BEGIN DATA FOR THIS TASK
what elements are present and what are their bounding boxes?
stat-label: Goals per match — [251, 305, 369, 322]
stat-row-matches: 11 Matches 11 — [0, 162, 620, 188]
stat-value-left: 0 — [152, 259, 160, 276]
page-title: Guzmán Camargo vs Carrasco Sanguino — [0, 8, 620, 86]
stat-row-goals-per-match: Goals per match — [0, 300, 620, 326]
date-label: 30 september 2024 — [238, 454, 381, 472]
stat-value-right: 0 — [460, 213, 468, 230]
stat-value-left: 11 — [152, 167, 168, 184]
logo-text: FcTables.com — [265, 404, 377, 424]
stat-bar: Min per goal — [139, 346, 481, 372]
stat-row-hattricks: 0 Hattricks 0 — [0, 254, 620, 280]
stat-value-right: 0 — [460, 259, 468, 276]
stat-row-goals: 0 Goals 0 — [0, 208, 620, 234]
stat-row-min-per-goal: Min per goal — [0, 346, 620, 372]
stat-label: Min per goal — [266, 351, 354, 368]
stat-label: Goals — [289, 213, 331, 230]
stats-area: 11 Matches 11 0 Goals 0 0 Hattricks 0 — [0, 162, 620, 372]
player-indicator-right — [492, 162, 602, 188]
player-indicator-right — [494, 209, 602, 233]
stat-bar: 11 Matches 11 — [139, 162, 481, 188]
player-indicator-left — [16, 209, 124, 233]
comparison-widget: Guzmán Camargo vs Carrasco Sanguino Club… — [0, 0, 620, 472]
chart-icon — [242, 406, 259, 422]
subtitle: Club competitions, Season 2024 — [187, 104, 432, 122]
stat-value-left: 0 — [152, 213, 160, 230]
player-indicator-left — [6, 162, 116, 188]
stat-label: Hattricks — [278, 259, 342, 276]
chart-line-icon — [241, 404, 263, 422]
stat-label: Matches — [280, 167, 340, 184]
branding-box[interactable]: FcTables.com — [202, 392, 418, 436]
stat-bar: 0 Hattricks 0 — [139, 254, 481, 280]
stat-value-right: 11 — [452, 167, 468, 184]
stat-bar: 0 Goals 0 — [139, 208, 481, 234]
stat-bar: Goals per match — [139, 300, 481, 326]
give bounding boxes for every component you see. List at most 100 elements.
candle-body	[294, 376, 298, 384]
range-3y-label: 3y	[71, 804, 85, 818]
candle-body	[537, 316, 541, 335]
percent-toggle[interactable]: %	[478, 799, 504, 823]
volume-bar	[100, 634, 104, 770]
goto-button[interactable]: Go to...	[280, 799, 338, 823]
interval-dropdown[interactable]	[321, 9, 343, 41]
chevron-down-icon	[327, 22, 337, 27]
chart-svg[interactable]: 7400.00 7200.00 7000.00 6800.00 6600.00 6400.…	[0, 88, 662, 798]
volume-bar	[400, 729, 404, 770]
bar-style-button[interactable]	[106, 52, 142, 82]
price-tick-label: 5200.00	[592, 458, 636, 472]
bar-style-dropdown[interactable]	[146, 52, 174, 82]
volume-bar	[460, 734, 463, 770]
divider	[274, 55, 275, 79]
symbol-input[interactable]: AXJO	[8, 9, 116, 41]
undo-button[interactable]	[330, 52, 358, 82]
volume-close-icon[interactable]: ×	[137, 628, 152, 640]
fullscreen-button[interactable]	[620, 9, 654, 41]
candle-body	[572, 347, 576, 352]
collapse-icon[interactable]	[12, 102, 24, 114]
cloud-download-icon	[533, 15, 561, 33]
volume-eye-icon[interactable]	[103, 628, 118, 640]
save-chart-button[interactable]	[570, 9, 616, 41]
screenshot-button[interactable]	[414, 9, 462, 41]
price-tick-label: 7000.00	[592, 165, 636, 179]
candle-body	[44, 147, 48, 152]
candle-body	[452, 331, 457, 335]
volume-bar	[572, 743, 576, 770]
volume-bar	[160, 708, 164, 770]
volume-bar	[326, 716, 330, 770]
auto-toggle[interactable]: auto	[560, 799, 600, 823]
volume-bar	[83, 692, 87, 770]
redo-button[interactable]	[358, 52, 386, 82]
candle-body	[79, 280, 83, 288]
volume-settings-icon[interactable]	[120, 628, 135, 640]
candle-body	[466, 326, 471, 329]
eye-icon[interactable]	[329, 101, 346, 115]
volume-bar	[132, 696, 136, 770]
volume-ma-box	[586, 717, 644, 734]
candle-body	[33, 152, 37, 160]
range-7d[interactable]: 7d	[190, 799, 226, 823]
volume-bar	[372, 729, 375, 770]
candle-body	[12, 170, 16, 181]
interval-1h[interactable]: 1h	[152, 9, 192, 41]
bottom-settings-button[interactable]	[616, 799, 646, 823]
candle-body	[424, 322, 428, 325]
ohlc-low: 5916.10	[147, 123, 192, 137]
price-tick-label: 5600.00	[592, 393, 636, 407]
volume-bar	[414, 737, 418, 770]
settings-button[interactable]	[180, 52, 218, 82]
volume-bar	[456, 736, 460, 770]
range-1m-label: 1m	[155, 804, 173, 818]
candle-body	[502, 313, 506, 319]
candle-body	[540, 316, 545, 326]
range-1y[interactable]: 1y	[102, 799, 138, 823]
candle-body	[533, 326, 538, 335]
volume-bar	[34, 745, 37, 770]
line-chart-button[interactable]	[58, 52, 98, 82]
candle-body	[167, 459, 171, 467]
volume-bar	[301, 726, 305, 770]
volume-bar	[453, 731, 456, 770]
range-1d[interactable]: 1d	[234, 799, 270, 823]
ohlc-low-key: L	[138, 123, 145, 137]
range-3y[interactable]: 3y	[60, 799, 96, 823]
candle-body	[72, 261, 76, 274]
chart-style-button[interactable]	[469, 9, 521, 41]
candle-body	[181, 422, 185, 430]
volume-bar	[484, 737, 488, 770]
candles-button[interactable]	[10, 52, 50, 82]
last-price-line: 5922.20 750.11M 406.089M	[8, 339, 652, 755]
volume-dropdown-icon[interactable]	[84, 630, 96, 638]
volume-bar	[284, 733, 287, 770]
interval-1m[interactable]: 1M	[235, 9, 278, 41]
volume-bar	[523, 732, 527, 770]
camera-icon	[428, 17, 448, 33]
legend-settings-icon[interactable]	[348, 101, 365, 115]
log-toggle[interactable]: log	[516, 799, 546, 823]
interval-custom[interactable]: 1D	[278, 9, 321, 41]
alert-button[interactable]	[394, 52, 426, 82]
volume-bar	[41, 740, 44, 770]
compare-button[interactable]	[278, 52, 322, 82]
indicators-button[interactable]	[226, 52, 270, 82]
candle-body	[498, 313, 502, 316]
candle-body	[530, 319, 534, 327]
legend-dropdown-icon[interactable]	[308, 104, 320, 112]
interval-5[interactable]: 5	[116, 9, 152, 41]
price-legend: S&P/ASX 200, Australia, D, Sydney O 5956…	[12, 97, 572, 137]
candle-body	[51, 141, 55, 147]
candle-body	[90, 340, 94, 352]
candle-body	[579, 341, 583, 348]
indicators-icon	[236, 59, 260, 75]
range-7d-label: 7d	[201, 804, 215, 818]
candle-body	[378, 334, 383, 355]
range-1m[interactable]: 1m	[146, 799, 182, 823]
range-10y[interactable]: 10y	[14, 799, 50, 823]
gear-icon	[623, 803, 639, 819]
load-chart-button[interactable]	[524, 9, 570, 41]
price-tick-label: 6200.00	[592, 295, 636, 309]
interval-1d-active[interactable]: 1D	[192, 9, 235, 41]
END DATA FOR THIS TASK
● **TASK**
Update the material above by changing each "candle-body" to "candlestick-body" and keep every other line unchanged.

● **COMPLETED TASK**
what elements are present and what are their bounding boxes?
stat-label: Goals per match — [251, 305, 369, 322]
stat-row-matches: 11 Matches 11 — [0, 162, 620, 188]
stat-value-left: 0 — [152, 259, 160, 276]
page-title: Guzmán Camargo vs Carrasco Sanguino — [0, 8, 620, 86]
stat-row-goals-per-match: Goals per match — [0, 300, 620, 326]
date-label: 30 september 2024 — [238, 454, 381, 472]
stat-value-right: 0 — [460, 213, 468, 230]
stat-value-left: 11 — [152, 167, 168, 184]
logo-text: FcTables.com — [265, 404, 377, 424]
stat-bar: Min per goal — [139, 346, 481, 372]
stat-row-hattricks: 0 Hattricks 0 — [0, 254, 620, 280]
stat-value-right: 0 — [460, 259, 468, 276]
stat-row-goals: 0 Goals 0 — [0, 208, 620, 234]
stat-row-min-per-goal: Min per goal — [0, 346, 620, 372]
stat-label: Min per goal — [266, 351, 354, 368]
stat-label: Goals — [289, 213, 331, 230]
stats-area: 11 Matches 11 0 Goals 0 0 Hattricks 0 — [0, 162, 620, 372]
player-indicator-right — [492, 162, 602, 188]
player-indicator-right — [494, 209, 602, 233]
stat-bar: 11 Matches 11 — [139, 162, 481, 188]
player-indicator-left — [16, 209, 124, 233]
comparison-widget: Guzmán Camargo vs Carrasco Sanguino Club… — [0, 0, 620, 472]
chart-icon — [242, 406, 259, 422]
subtitle: Club competitions, Season 2024 — [187, 104, 432, 122]
stat-value-left: 0 — [152, 213, 160, 230]
player-indicator-left — [6, 162, 116, 188]
stat-label: Hattricks — [278, 259, 342, 276]
chart-line-icon — [241, 404, 263, 422]
stat-label: Matches — [280, 167, 340, 184]
branding-box[interactable]: FcTables.com — [202, 392, 418, 436]
stat-bar: 0 Hattricks 0 — [139, 254, 481, 280]
stat-value-right: 11 — [452, 167, 468, 184]
stat-bar: 0 Goals 0 — [139, 208, 481, 234]
stat-bar: Goals per match — [139, 300, 481, 326]
give bounding boxes for every component you see. List at most 100 elements.
candlestick-body	[294, 376, 298, 384]
range-3y-label: 3y	[71, 804, 85, 818]
candlestick-body	[537, 316, 541, 335]
percent-toggle[interactable]: %	[478, 799, 504, 823]
volume-bar	[100, 634, 104, 770]
goto-button[interactable]: Go to...	[280, 799, 338, 823]
interval-dropdown[interactable]	[321, 9, 343, 41]
chevron-down-icon	[327, 22, 337, 27]
chart-svg[interactable]: 7400.00 7200.00 7000.00 6800.00 6600.00 6400.…	[0, 88, 662, 798]
volume-bar	[400, 729, 404, 770]
bar-style-button[interactable]	[106, 52, 142, 82]
price-tick-label: 5200.00	[592, 458, 636, 472]
bar-style-dropdown[interactable]	[146, 52, 174, 82]
volume-bar	[460, 734, 463, 770]
divider	[274, 55, 275, 79]
symbol-input[interactable]: AXJO	[8, 9, 116, 41]
undo-button[interactable]	[330, 52, 358, 82]
volume-close-icon[interactable]: ×	[137, 628, 152, 640]
fullscreen-button[interactable]	[620, 9, 654, 41]
candlestick-body	[572, 347, 576, 352]
collapse-icon[interactable]	[12, 102, 24, 114]
cloud-download-icon	[533, 15, 561, 33]
volume-eye-icon[interactable]	[103, 628, 118, 640]
save-chart-button[interactable]	[570, 9, 616, 41]
screenshot-button[interactable]	[414, 9, 462, 41]
price-tick-label: 7000.00	[592, 165, 636, 179]
candlestick-body	[44, 147, 48, 152]
candlestick-body	[452, 331, 457, 335]
volume-bar	[572, 743, 576, 770]
volume-bar	[160, 708, 164, 770]
volume-bar	[326, 716, 330, 770]
auto-toggle[interactable]: auto	[560, 799, 600, 823]
volume-bar	[83, 692, 87, 770]
redo-button[interactable]	[358, 52, 386, 82]
candlestick-body	[79, 280, 83, 288]
volume-settings-icon[interactable]	[120, 628, 135, 640]
candlestick-body	[466, 326, 471, 329]
eye-icon[interactable]	[329, 101, 346, 115]
volume-bar	[132, 696, 136, 770]
volume-ma-box	[586, 717, 644, 734]
candlestick-body	[33, 152, 37, 160]
range-7d[interactable]: 7d	[190, 799, 226, 823]
volume-bar	[372, 729, 375, 770]
candlestick-body	[12, 170, 16, 181]
interval-1h[interactable]: 1h	[152, 9, 192, 41]
bottom-settings-button[interactable]	[616, 799, 646, 823]
candlestick-body	[424, 322, 428, 325]
ohlc-low: 5916.10	[147, 123, 192, 137]
price-tick-label: 5600.00	[592, 393, 636, 407]
volume-bar	[414, 737, 418, 770]
settings-button[interactable]	[180, 52, 218, 82]
volume-bar	[456, 736, 460, 770]
range-1m-label: 1m	[155, 804, 173, 818]
candlestick-body	[502, 313, 506, 319]
candlestick-body	[540, 316, 545, 326]
range-1y[interactable]: 1y	[102, 799, 138, 823]
candlestick-body	[533, 326, 538, 335]
volume-bar	[34, 745, 37, 770]
line-chart-button[interactable]	[58, 52, 98, 82]
candlestick-body	[167, 459, 171, 467]
volume-bar	[301, 726, 305, 770]
volume-bar	[453, 731, 456, 770]
range-1d[interactable]: 1d	[234, 799, 270, 823]
ohlc-low-key: L	[138, 123, 145, 137]
range-3y[interactable]: 3y	[60, 799, 96, 823]
candlestick-body	[72, 261, 76, 274]
chart-style-button[interactable]	[469, 9, 521, 41]
candlestick-body	[181, 422, 185, 430]
volume-bar	[484, 737, 488, 770]
candles-button[interactable]	[10, 52, 50, 82]
last-price-line: 5922.20 750.11M 406.089M	[8, 339, 652, 755]
volume-dropdown-icon[interactable]	[84, 630, 96, 638]
volume-bar	[284, 733, 287, 770]
interval-1m[interactable]: 1M	[235, 9, 278, 41]
volume-bar	[523, 732, 527, 770]
camera-icon	[428, 17, 448, 33]
legend-settings-icon[interactable]	[348, 101, 365, 115]
log-toggle[interactable]: log	[516, 799, 546, 823]
interval-custom[interactable]: 1D	[278, 9, 321, 41]
alert-button[interactable]	[394, 52, 426, 82]
volume-bar	[41, 740, 44, 770]
compare-button[interactable]	[278, 52, 322, 82]
indicators-button[interactable]	[226, 52, 270, 82]
candlestick-body	[498, 313, 502, 316]
candlestick-body	[530, 319, 534, 327]
legend-dropdown-icon[interactable]	[308, 104, 320, 112]
interval-5[interactable]: 5	[116, 9, 152, 41]
price-legend: S&P/ASX 200, Australia, D, Sydney O 5956…	[12, 97, 572, 137]
candlestick-body	[51, 141, 55, 147]
candlestick-body	[90, 340, 94, 352]
candlestick-body	[579, 341, 583, 348]
indicators-icon	[236, 59, 260, 75]
range-7d-label: 7d	[201, 804, 215, 818]
candlestick-body	[378, 334, 383, 355]
range-1m[interactable]: 1m	[146, 799, 182, 823]
range-10y[interactable]: 10y	[14, 799, 50, 823]
gear-icon	[623, 803, 639, 819]
load-chart-button[interactable]	[524, 9, 570, 41]
price-tick-label: 6200.00	[592, 295, 636, 309]
interval-1d-active[interactable]: 1D	[192, 9, 235, 41]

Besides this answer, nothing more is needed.